++++ Data for processing

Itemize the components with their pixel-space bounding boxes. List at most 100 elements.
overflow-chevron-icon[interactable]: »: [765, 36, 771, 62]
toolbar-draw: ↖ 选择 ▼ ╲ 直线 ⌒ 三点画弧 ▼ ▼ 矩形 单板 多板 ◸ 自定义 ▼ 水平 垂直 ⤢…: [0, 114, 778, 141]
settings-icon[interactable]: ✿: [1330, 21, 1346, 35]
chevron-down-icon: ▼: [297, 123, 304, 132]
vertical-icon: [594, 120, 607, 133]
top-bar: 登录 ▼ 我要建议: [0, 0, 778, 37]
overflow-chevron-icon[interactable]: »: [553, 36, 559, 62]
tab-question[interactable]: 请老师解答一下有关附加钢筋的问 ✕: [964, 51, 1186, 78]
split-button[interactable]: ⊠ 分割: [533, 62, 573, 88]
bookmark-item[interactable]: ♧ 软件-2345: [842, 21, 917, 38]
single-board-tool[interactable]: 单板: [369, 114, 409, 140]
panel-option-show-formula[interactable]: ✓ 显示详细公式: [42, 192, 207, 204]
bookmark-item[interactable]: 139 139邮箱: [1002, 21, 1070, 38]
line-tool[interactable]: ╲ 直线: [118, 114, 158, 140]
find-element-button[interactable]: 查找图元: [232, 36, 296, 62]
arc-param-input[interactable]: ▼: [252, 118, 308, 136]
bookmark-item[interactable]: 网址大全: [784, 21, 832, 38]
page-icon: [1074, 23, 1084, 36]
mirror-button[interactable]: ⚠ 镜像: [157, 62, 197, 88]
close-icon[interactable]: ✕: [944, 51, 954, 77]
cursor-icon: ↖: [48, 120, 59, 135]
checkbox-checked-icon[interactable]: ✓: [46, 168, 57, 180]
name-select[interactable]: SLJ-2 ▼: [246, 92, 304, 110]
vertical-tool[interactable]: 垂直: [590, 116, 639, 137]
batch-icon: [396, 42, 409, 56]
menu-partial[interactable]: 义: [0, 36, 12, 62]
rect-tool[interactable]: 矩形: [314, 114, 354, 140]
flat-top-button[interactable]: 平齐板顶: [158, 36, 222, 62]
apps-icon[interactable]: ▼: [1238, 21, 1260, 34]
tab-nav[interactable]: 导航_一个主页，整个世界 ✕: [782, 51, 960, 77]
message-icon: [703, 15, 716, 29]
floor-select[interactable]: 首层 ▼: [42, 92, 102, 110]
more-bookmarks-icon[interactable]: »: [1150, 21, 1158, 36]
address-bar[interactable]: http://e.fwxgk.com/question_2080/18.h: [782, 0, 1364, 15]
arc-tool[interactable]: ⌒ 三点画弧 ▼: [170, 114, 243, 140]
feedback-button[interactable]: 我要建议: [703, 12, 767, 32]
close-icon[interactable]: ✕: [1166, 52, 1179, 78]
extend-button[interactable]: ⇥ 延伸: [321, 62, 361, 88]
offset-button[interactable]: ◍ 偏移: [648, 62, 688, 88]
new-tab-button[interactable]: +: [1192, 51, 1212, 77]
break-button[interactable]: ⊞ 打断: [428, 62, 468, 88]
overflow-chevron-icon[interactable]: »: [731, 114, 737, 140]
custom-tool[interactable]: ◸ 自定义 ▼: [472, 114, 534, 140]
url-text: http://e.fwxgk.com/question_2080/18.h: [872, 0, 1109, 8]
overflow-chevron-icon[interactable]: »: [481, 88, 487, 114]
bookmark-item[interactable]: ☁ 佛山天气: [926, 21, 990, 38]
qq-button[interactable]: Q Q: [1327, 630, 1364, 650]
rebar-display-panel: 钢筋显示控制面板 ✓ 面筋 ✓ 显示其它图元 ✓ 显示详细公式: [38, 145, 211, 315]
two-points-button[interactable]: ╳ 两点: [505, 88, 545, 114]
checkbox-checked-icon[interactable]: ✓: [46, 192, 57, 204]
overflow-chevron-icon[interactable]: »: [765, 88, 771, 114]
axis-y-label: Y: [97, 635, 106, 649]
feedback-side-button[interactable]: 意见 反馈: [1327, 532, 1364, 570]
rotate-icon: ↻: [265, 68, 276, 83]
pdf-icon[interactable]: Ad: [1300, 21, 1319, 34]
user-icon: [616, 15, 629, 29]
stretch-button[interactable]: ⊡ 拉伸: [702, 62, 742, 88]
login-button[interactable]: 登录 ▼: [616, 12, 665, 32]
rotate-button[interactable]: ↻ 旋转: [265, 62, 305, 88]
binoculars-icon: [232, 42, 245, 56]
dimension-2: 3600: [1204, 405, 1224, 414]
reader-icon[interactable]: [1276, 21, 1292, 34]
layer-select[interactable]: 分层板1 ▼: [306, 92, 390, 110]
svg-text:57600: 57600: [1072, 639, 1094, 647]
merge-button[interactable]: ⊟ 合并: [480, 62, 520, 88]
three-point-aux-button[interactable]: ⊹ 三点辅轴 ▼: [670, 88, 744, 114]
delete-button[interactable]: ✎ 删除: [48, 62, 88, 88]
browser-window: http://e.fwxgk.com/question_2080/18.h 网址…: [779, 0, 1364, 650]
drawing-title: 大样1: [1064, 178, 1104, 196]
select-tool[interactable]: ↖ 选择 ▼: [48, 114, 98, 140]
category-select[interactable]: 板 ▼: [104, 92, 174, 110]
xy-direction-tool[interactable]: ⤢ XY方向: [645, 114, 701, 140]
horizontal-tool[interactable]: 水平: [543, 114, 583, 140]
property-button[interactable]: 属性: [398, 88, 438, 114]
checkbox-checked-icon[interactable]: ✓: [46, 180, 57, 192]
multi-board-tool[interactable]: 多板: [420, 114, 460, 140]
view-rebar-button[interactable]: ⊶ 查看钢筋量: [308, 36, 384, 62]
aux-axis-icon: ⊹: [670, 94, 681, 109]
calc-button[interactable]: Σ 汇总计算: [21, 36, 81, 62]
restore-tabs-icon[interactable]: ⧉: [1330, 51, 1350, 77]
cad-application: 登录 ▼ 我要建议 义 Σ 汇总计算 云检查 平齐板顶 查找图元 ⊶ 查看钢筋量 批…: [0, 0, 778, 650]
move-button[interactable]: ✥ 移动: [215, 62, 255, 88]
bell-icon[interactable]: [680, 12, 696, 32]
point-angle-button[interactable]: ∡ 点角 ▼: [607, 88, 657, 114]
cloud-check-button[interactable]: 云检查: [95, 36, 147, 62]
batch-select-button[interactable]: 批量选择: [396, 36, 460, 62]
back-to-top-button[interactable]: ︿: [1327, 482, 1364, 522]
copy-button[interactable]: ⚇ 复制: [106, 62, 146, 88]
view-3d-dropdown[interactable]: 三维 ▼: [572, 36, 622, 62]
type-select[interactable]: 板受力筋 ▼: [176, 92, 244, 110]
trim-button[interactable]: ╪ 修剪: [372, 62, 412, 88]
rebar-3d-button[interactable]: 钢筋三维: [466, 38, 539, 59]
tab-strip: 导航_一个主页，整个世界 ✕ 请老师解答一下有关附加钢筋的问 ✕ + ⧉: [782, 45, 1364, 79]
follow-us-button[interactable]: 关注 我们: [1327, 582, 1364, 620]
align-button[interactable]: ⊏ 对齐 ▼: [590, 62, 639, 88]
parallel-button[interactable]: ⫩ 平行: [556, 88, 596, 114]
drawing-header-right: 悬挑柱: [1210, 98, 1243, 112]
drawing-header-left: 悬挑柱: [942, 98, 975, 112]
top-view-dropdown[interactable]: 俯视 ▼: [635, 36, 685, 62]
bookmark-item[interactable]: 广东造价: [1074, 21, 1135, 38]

++++++++

Exercise requirements
Rename "overflow-chevron-icon" to "more-chevron-icon" in the rows that run from the start of the rows through the row containing "bookmark-item[interactable]: ♧ 软件-2345: [842, 21, 917, 38]", and reproduce only those rows with nothing else altered.

Solution to the problem
Itemize the components with their pixel-space bounding boxes. List at most 100 elements.
more-chevron-icon[interactable]: »: [765, 36, 771, 62]
toolbar-draw: ↖ 选择 ▼ ╲ 直线 ⌒ 三点画弧 ▼ ▼ 矩形 单板 多板 ◸ 自定义 ▼ 水平 垂直 ⤢…: [0, 114, 778, 141]
settings-icon[interactable]: ✿: [1330, 21, 1346, 35]
chevron-down-icon: ▼: [297, 123, 304, 132]
vertical-icon: [594, 120, 607, 133]
top-bar: 登录 ▼ 我要建议: [0, 0, 778, 37]
more-chevron-icon[interactable]: »: [553, 36, 559, 62]
tab-question[interactable]: 请老师解答一下有关附加钢筋的问 ✕: [964, 51, 1186, 78]
split-button[interactable]: ⊠ 分割: [533, 62, 573, 88]
bookmark-item[interactable]: ♧ 软件-2345: [842, 21, 917, 38]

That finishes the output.